## DO THIS
Repeat all of the material exactly as given.

## SUPPLIED RECORDS
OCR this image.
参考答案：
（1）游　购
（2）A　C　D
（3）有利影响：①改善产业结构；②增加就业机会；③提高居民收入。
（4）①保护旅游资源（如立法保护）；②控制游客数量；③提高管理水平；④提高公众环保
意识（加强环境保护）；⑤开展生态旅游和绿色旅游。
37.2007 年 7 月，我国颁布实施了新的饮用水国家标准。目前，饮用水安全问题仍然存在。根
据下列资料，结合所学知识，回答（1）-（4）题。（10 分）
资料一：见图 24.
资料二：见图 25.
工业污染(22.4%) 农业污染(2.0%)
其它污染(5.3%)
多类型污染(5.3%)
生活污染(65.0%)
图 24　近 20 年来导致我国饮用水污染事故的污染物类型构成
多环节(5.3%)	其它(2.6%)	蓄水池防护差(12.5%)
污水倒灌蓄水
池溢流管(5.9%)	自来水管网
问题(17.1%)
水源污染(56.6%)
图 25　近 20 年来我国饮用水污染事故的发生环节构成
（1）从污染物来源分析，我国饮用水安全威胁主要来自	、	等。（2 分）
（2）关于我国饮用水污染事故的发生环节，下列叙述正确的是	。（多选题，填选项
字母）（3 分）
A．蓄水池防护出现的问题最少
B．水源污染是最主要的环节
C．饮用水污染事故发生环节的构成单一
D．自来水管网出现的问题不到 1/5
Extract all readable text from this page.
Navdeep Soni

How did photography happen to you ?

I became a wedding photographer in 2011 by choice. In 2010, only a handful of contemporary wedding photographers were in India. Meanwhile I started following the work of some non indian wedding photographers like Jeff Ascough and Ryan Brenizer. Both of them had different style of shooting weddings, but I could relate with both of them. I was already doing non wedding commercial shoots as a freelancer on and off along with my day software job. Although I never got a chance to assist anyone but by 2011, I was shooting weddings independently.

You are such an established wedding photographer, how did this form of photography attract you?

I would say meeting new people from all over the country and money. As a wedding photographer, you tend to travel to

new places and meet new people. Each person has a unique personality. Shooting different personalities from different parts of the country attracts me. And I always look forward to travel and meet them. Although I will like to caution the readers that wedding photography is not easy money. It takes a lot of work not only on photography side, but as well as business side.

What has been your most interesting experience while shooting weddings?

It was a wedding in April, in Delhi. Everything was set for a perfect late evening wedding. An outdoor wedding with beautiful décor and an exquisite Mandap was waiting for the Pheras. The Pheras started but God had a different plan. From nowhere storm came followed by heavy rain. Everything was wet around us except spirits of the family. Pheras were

## CORRECT OUTPUT
OCR this image.
参考答案：
（1）游　购
（2）A　C　D
（3）有利影响：①改善产业结构；②增加就业机会；③提高居民收入。
（4）①保护旅游资源（如立法保护）；②控制游客数量；③提高管理水平；④提高公众环保
意识（加强环境保护）；⑤开展生态旅游和绿色旅游。
37.2007 年 7 月，我国颁布实施了新的饮用水国家标准。目前，饮用水安全问题仍然存在。根
据下列资料，结合所学知识，回答（1）-（4）题。（10 分）
资料一：见图 24.
资料二：见图 25.
工业污染(22.4%) 农业污染(2.0%)
其它污染(5.3%)
多类型污染(5.3%)
生活污染(65.0%)
图 24　近 20 年来导致我国饮用水污染事故的污染物类型构成
多环节(5.3%)	其它(2.6%)	蓄水池防护差(12.5%)
污水倒灌蓄水
池溢流管(5.9%)	自来水管网
问题(17.1%)
水源污染(56.6%)
图 25　近 20 年来我国饮用水污染事故的发生环节构成
（1）从污染物来源分析，我国饮用水安全威胁主要来自	、	等。（2 分）
（2）关于我国饮用水污染事故的发生环节，下列叙述正确的是	。（多选题，填选项
字母）（3 分）
A．蓄水池防护出现的问题最少
B．水源污染是最主要的环节
C．饮用水污染事故发生环节的构成单一
D．自来水管网出现的问题不到 1/5
Extract all readable text from this page.
Navdeep Soni

How did photography happen to you ?

I became a wedding photographer in 2011 by choice. In 2010, only a handful of contemporary wedding photographers were in India. Meanwhile I started following the work of some non indian wedding photographers like Jeff Ascough and Ryan Brenizer. Both of them had different style of shooting weddings, but I could relate with both of them. I was already doing non wedding commercial shoots as a freelancer on and off along with my day software job. Although I never got a chance to assist anyone but by 2011, I was shooting weddings independently.

You are such an established wedding photographer, how did this form of photography attract you?

I would say meeting new people from all over the country and money. As a wedding photographer, you tend to travel to

new places and meet new people. Each person has a unique personality. Shooting different personalities from different parts of the country attracts me. And I always look forward to travel and meet them. Although I will like to caution the readers that wedding photography is not easy money. It takes a lot of work not only on photography side, but as well as business side.

What has been your most interesting experience while shooting weddings?

It was a wedding in April, in Delhi. Everything was set for a perfect late evening wedding. An outdoor wedding with beautiful décor and an exquisite Mandap was waiting for the Pheras. The Pheras started but God had a different plan. From nowhere storm came followed by heavy rain. Everything was wet around us except spirits of the family. Pheras were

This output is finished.